(Saved data entries)
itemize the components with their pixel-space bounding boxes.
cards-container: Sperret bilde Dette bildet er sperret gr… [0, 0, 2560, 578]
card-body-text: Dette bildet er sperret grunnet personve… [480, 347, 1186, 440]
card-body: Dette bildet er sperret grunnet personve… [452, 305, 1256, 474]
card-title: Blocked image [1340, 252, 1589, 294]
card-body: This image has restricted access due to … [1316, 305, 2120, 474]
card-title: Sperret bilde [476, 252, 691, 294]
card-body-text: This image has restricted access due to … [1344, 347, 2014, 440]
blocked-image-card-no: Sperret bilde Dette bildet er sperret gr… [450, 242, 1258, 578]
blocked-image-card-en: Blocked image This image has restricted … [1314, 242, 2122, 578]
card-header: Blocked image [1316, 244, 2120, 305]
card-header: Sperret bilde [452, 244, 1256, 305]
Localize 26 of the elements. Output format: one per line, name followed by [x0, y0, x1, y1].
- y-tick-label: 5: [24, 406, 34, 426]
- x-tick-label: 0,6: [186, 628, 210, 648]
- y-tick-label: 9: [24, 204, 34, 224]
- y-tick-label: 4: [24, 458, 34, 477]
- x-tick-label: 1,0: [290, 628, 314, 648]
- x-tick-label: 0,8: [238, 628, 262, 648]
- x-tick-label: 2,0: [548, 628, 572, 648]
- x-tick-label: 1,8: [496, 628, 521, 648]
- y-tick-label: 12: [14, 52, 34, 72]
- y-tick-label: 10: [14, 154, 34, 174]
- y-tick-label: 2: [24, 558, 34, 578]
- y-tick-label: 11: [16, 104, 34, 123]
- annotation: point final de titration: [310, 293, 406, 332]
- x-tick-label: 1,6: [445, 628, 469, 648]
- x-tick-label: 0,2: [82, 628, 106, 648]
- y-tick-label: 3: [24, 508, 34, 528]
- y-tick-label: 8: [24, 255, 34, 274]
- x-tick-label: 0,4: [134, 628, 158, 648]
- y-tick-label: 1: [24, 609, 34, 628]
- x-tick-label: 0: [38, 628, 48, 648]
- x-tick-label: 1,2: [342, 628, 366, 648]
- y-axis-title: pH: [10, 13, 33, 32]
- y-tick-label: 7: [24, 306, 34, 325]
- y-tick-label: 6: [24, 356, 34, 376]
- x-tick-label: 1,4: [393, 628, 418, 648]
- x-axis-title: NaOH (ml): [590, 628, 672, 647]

## What you will do
Substitute "panel-header" for every "card-header" in the data above and reproduce all of it with nothing else altered.

## Answer for this exercise
itemize the components with their pixel-space bounding boxes.
cards-container: Sperret bilde Dette bildet er sperret gr… [0, 0, 2560, 578]
card-body-text: Dette bildet er sperret grunnet personve… [480, 347, 1186, 440]
card-body: Dette bildet er sperret grunnet personve… [452, 305, 1256, 474]
card-title: Blocked image [1340, 252, 1589, 294]
card-body: This image has restricted access due to … [1316, 305, 2120, 474]
card-title: Sperret bilde [476, 252, 691, 294]
card-body-text: This image has restricted access due to … [1344, 347, 2014, 440]
blocked-image-card-no: Sperret bilde Dette bildet er sperret gr… [450, 242, 1258, 578]
blocked-image-card-en: Blocked image This image has restricted … [1314, 242, 2122, 578]
panel-header: Blocked image [1316, 244, 2120, 305]
panel-header: Sperret bilde [452, 244, 1256, 305]
Localize 26 of the elements. Output format: one per line, name followed by [x0, y0, x1, y1].
- y-tick-label: 5: [24, 406, 34, 426]
- x-tick-label: 0,6: [186, 628, 210, 648]
- y-tick-label: 9: [24, 204, 34, 224]
- y-tick-label: 4: [24, 458, 34, 477]
- x-tick-label: 1,0: [290, 628, 314, 648]
- x-tick-label: 0,8: [238, 628, 262, 648]
- x-tick-label: 2,0: [548, 628, 572, 648]
- x-tick-label: 1,8: [496, 628, 521, 648]
- y-tick-label: 12: [14, 52, 34, 72]
- y-tick-label: 10: [14, 154, 34, 174]
- y-tick-label: 2: [24, 558, 34, 578]
- y-tick-label: 11: [16, 104, 34, 123]
- annotation: point final de titration: [310, 293, 406, 332]
- x-tick-label: 1,6: [445, 628, 469, 648]
- x-tick-label: 0,2: [82, 628, 106, 648]
- y-tick-label: 3: [24, 508, 34, 528]
- y-tick-label: 8: [24, 255, 34, 274]
- x-tick-label: 0,4: [134, 628, 158, 648]
- y-tick-label: 1: [24, 609, 34, 628]
- x-tick-label: 0: [38, 628, 48, 648]
- x-tick-label: 1,2: [342, 628, 366, 648]
- y-axis-title: pH: [10, 13, 33, 32]
- y-tick-label: 7: [24, 306, 34, 325]
- y-tick-label: 6: [24, 356, 34, 376]
- x-tick-label: 1,4: [393, 628, 418, 648]
- x-axis-title: NaOH (ml): [590, 628, 672, 647]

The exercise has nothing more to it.